> **To be done**
Provide an exact transcription of all the records.

(Part of a data file)

---+---

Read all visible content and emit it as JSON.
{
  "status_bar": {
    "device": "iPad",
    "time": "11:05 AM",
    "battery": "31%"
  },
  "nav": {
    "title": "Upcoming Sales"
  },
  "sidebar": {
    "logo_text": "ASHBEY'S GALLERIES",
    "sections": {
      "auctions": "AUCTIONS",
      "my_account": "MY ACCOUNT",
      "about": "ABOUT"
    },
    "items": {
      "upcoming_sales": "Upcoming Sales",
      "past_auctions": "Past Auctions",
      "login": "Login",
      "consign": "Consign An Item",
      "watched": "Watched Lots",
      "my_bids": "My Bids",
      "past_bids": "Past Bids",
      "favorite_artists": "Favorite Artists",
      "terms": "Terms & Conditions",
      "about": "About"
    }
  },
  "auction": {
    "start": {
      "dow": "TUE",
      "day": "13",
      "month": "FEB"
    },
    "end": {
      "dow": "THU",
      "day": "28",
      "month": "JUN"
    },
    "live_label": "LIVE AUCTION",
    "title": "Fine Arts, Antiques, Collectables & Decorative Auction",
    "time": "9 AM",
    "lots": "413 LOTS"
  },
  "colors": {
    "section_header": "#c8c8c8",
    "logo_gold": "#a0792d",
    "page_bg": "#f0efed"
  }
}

---+---

> **Response to the task**
Read all visible content and emit it as JSON.
{
  "status_bar": {
    "device": "iPad",
    "time": "11:05 AM",
    "battery": "31%"
  },
  "nav": {
    "title": "Upcoming Sales"
  },
  "sidebar": {
    "logo_text": "ASHBEY'S GALLERIES",
    "sections": {
      "auctions": "AUCTIONS",
      "my_account": "MY ACCOUNT",
      "about": "ABOUT"
    },
    "items": {
      "upcoming_sales": "Upcoming Sales",
      "past_auctions": "Past Auctions",
      "login": "Login",
      "consign": "Consign An Item",
      "watched": "Watched Lots",
      "my_bids": "My Bids",
      "past_bids": "Past Bids",
      "favorite_artists": "Favorite Artists",
      "terms": "Terms & Conditions",
      "about": "About"
    }
  },
  "auction": {
    "start": {
      "dow": "TUE",
      "day": "13",
      "month": "FEB"
    },
    "end": {
      "dow": "THU",
      "day": "28",
      "month": "JUN"
    },
    "live_label": "LIVE AUCTION",
    "title": "Fine Arts, Antiques, Collectables & Decorative Auction",
    "time": "9 AM",
    "lots": "413 LOTS"
  },
  "colors": {
    "section_header": "#c8c8c8",
    "logo_gold": "#a0792d",
    "page_bg": "#f0efed"
  }
}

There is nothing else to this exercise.